━━━━━ Provided material
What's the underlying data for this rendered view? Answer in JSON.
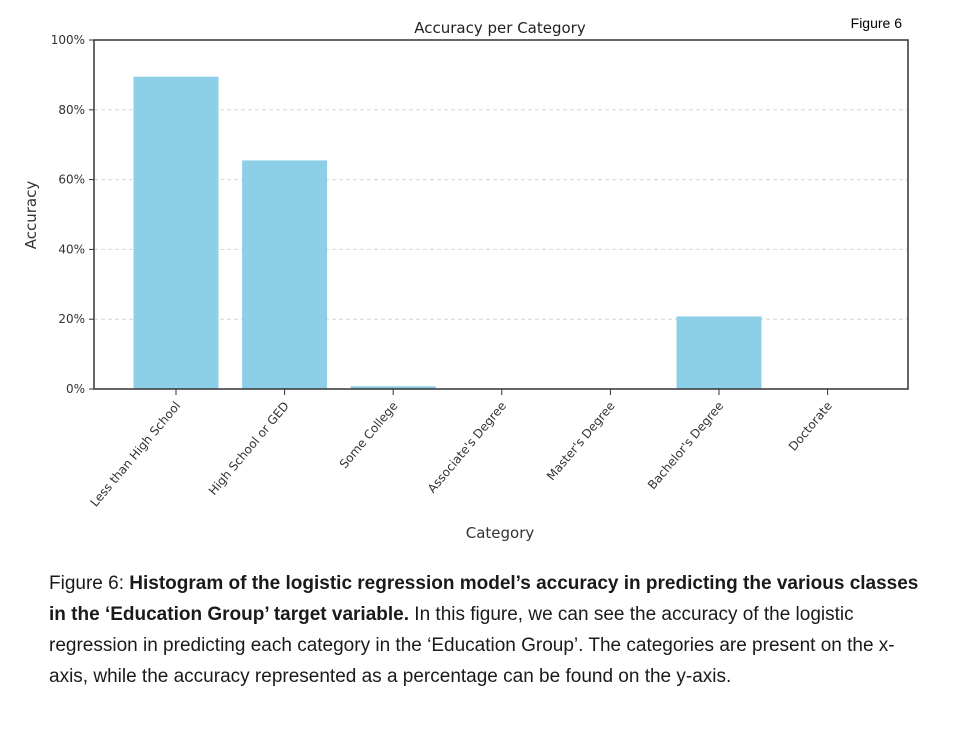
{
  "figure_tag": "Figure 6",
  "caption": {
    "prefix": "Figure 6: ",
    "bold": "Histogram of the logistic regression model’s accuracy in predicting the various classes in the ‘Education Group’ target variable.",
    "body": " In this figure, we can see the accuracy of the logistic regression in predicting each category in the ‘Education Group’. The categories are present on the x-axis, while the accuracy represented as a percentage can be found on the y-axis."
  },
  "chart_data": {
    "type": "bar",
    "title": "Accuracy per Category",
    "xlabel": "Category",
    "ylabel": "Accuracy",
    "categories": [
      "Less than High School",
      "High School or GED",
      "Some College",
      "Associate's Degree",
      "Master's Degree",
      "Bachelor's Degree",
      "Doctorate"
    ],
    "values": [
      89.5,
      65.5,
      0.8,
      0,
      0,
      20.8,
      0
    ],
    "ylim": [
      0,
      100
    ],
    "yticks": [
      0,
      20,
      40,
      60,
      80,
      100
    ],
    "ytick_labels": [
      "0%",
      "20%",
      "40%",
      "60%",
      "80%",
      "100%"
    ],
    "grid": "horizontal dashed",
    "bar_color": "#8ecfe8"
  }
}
━━━━━━━━━━
Goal of the exercise: Transcribe all entries above exactly. Drop the pictures.

Finished task:
What's the underlying data for this rendered view? Answer in JSON.
{
  "figure_tag": "Figure 6",
  "caption": {
    "prefix": "Figure 6: ",
    "bold": "Histogram of the logistic regression model’s accuracy in predicting the various classes in the ‘Education Group’ target variable.",
    "body": " In this figure, we can see the accuracy of the logistic regression in predicting each category in the ‘Education Group’. The categories are present on the x-axis, while the accuracy represented as a percentage can be found on the y-axis."
  },
  "chart_data": {
    "type": "bar",
    "title": "Accuracy per Category",
    "xlabel": "Category",
    "ylabel": "Accuracy",
    "categories": [
      "Less than High School",
      "High School or GED",
      "Some College",
      "Associate's Degree",
      "Master's Degree",
      "Bachelor's Degree",
      "Doctorate"
    ],
    "values": [
      89.5,
      65.5,
      0.8,
      0,
      0,
      20.8,
      0
    ],
    "ylim": [
      0,
      100
    ],
    "yticks": [
      0,
      20,
      40,
      60,
      80,
      100
    ],
    "ytick_labels": [
      "0%",
      "20%",
      "40%",
      "60%",
      "80%",
      "100%"
    ],
    "grid": "horizontal dashed",
    "bar_color": "#8ecfe8"
  }
}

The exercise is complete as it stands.